_Given entries_
---+---

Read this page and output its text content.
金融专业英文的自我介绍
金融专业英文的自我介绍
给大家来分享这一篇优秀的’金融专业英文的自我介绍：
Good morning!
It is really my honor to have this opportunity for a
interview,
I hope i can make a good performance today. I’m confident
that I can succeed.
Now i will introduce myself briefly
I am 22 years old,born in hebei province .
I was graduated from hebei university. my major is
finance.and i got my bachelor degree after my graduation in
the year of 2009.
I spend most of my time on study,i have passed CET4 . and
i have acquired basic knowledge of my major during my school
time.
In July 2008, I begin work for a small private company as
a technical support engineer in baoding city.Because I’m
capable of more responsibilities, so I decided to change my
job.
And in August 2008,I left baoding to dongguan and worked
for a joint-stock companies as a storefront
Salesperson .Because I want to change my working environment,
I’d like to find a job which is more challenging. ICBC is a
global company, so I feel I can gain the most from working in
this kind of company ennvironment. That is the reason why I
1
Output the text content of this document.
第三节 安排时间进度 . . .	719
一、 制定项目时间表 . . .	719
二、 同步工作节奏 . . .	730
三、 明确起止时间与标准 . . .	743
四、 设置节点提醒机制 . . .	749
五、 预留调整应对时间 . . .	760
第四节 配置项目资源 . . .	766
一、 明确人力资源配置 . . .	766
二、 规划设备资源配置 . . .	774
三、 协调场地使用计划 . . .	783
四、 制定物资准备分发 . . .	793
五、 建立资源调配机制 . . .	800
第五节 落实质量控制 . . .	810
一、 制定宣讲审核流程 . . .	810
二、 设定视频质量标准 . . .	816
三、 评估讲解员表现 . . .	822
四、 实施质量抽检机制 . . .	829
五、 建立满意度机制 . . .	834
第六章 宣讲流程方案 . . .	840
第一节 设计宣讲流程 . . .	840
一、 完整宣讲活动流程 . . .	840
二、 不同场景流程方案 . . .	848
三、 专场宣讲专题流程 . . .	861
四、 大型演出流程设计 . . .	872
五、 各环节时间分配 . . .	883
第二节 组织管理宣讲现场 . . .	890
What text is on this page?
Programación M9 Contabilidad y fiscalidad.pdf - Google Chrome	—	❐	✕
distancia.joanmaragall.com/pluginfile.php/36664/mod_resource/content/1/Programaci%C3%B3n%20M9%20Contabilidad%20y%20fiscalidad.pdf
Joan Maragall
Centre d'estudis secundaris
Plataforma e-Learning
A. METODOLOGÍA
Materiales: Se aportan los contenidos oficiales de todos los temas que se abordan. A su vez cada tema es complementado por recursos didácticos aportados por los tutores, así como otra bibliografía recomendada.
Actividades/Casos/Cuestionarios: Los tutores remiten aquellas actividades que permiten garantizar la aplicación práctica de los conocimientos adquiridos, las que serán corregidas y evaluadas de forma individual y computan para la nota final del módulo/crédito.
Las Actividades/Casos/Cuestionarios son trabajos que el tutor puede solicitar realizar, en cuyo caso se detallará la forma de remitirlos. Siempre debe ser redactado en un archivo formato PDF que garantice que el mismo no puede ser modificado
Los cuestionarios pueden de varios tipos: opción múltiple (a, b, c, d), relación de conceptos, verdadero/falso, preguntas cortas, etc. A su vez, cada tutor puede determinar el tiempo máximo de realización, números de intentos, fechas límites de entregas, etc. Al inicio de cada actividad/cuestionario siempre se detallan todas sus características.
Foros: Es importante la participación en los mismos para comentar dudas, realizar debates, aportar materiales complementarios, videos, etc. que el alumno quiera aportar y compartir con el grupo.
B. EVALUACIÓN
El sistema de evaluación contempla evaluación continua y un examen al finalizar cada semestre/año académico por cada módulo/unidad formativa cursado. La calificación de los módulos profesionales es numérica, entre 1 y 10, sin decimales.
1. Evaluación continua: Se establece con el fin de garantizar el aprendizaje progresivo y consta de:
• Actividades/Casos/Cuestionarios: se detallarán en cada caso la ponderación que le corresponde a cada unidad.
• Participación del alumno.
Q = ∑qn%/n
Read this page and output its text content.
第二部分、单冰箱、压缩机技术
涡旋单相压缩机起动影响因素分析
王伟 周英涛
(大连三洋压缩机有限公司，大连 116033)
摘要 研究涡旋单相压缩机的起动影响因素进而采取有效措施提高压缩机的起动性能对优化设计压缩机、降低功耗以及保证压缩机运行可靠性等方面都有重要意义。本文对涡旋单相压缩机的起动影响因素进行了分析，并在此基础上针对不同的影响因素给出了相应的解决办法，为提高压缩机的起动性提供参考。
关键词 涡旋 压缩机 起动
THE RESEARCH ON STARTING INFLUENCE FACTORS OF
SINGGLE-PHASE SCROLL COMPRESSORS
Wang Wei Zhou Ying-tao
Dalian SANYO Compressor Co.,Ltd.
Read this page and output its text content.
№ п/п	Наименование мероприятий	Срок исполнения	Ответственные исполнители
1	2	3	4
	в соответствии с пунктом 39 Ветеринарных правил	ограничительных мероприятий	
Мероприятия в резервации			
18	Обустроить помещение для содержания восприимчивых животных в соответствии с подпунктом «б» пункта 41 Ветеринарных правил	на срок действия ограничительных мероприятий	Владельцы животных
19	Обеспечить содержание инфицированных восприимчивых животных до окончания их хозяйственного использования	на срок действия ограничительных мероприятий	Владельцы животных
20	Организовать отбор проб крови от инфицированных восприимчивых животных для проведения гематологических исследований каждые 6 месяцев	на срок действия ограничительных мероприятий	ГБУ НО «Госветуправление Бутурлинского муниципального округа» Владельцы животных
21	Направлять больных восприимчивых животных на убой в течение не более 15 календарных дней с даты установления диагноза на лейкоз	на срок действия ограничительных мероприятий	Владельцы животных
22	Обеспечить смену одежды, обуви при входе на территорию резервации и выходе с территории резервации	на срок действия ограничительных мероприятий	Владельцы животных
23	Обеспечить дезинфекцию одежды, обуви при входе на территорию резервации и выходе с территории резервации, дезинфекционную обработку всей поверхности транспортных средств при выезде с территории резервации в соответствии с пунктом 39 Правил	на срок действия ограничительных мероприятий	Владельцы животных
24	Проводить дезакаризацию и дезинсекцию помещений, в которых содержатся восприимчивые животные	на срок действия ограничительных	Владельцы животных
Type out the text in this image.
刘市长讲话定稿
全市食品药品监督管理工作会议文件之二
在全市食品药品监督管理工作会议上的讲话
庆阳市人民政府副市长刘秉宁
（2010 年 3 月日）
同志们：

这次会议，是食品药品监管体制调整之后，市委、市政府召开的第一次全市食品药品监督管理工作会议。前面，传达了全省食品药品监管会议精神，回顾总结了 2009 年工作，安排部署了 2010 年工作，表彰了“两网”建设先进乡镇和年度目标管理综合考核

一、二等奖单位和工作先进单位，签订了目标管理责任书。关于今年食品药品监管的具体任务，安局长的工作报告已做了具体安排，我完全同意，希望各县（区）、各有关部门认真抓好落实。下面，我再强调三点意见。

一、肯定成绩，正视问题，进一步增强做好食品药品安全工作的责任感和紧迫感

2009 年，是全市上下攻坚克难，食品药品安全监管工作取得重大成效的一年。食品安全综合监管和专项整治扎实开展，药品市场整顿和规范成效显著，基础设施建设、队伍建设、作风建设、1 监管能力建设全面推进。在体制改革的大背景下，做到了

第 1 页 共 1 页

---+---

_Aim_
Pull out all lines from the entries above that include the word "alumno".

_Task response_
Foros: Es importante la participación en los mismos para comentar dudas, realizar debates, aportar materiales complementarios, videos, etc. que el alumno quiera aportar y compartir con el grupo.
• Participación del alumno.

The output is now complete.